Exercise description: Identify every line in the records below that contains the word "Rating", and copy each of those lines.

Dataset rows about figures:
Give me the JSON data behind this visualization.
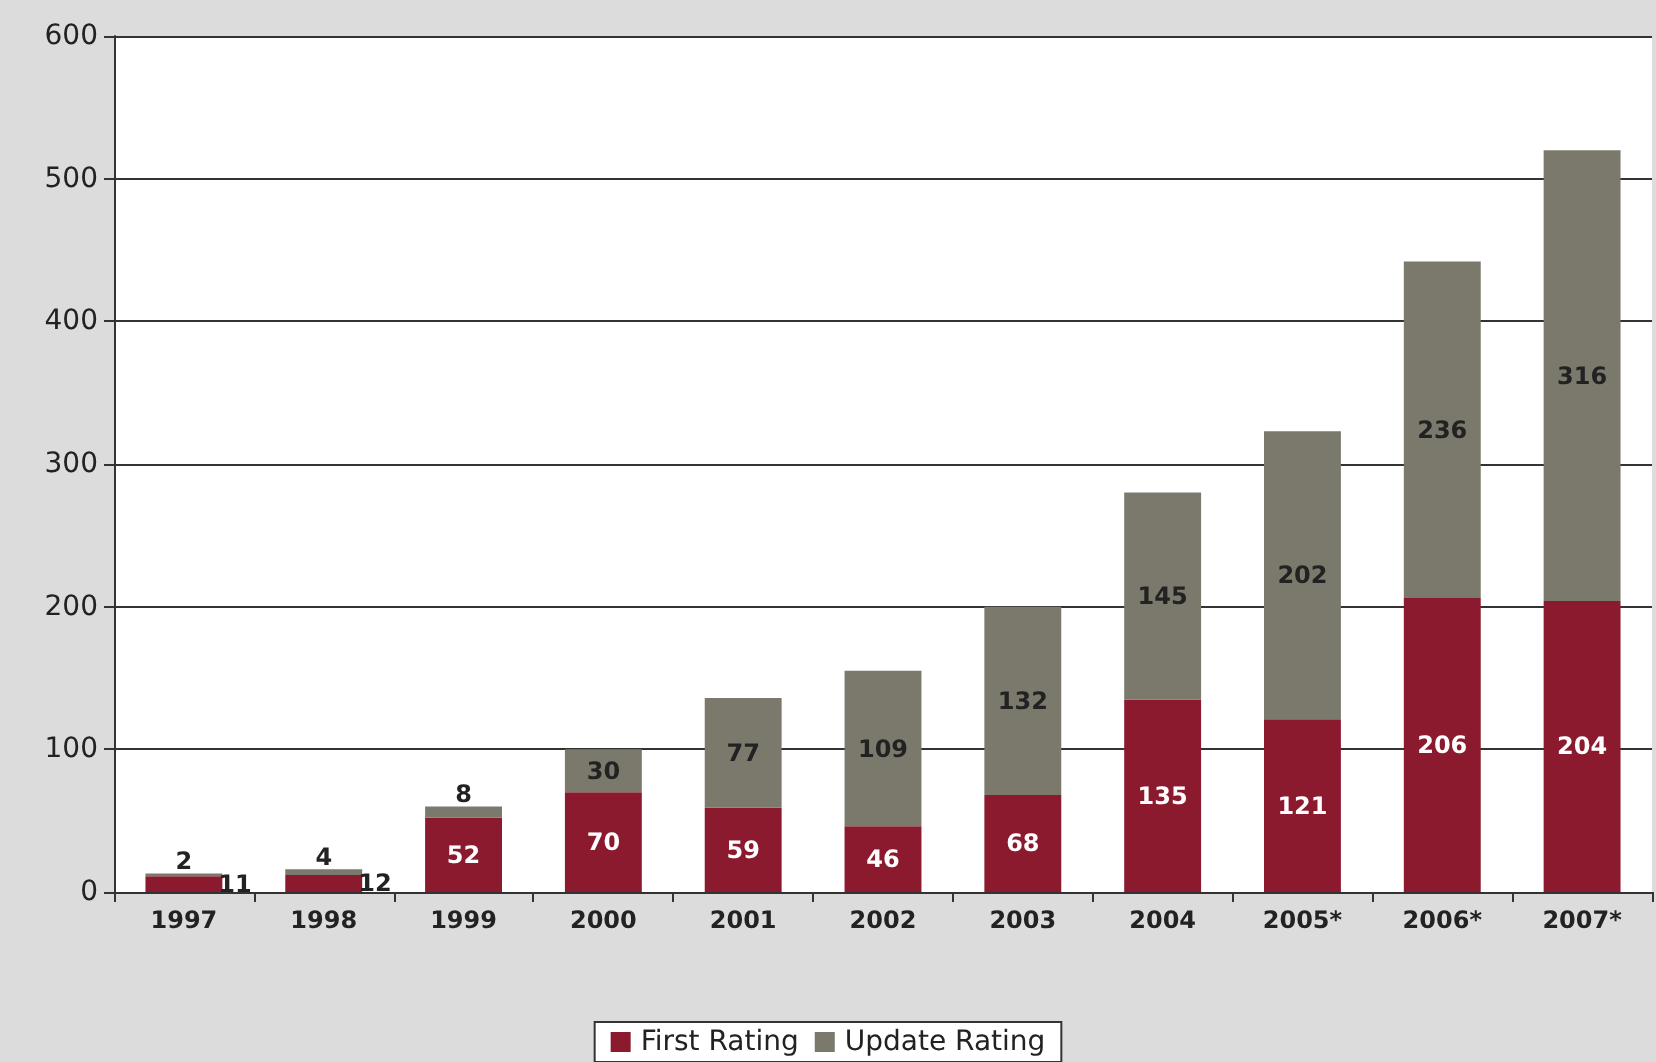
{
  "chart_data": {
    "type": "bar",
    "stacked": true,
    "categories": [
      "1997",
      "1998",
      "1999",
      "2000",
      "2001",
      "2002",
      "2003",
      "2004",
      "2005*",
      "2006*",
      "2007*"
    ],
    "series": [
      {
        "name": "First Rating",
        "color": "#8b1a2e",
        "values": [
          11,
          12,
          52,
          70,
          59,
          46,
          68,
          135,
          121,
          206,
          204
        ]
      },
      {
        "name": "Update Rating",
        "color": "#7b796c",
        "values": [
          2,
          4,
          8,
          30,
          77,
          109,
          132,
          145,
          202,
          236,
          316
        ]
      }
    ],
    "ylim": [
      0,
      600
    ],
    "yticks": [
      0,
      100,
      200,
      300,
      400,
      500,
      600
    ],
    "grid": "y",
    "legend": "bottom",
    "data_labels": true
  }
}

--

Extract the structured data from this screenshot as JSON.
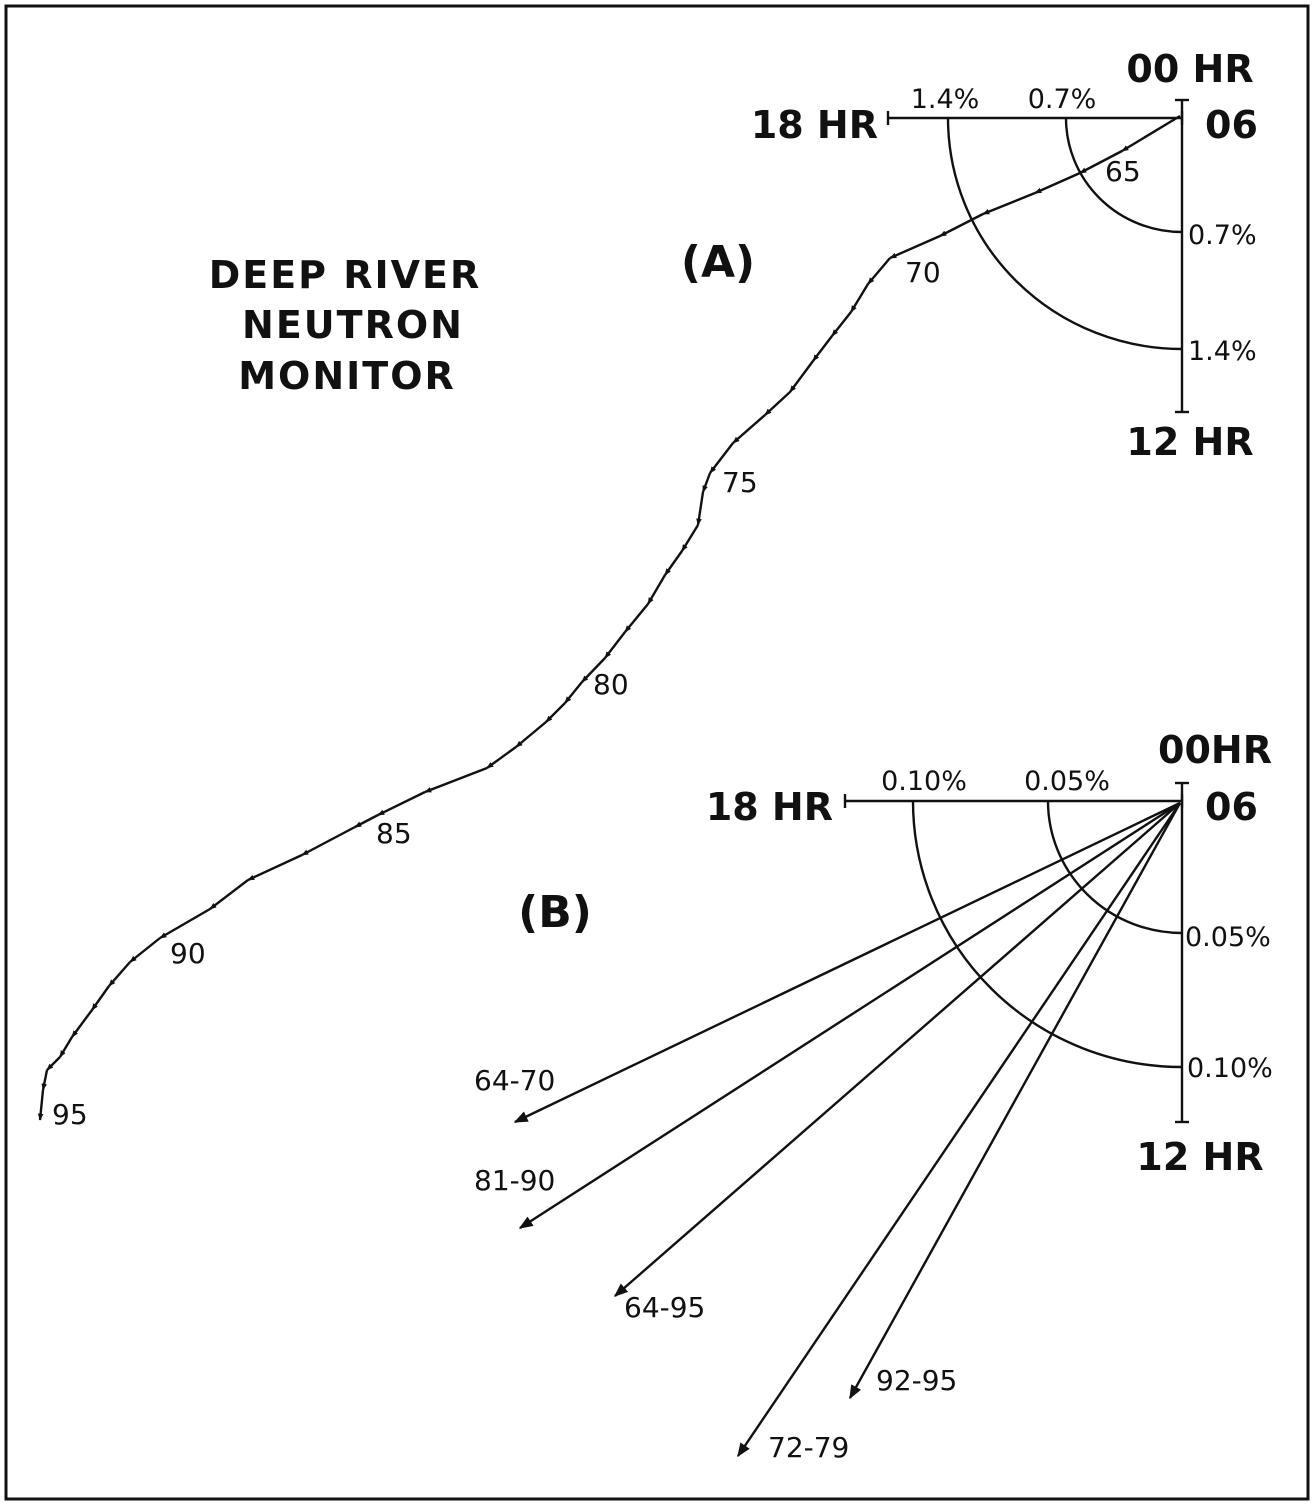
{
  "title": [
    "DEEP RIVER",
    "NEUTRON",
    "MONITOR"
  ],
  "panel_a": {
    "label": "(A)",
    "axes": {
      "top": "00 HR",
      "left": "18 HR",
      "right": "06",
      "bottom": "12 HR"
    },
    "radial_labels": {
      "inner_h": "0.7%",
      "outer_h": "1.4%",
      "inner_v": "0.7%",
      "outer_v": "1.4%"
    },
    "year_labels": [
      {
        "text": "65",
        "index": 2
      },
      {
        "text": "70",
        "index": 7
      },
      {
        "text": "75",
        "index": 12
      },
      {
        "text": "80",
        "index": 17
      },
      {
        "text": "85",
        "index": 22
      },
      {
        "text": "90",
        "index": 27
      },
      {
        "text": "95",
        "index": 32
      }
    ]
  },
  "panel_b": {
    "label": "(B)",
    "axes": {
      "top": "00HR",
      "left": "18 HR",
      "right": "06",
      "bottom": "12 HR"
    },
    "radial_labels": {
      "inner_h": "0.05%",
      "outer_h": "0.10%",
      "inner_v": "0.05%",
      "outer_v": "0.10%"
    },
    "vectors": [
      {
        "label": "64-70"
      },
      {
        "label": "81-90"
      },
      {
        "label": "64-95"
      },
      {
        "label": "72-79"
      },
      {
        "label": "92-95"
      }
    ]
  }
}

Solution to this task:
        "name": "First Rating",
        "name": "Update Rating",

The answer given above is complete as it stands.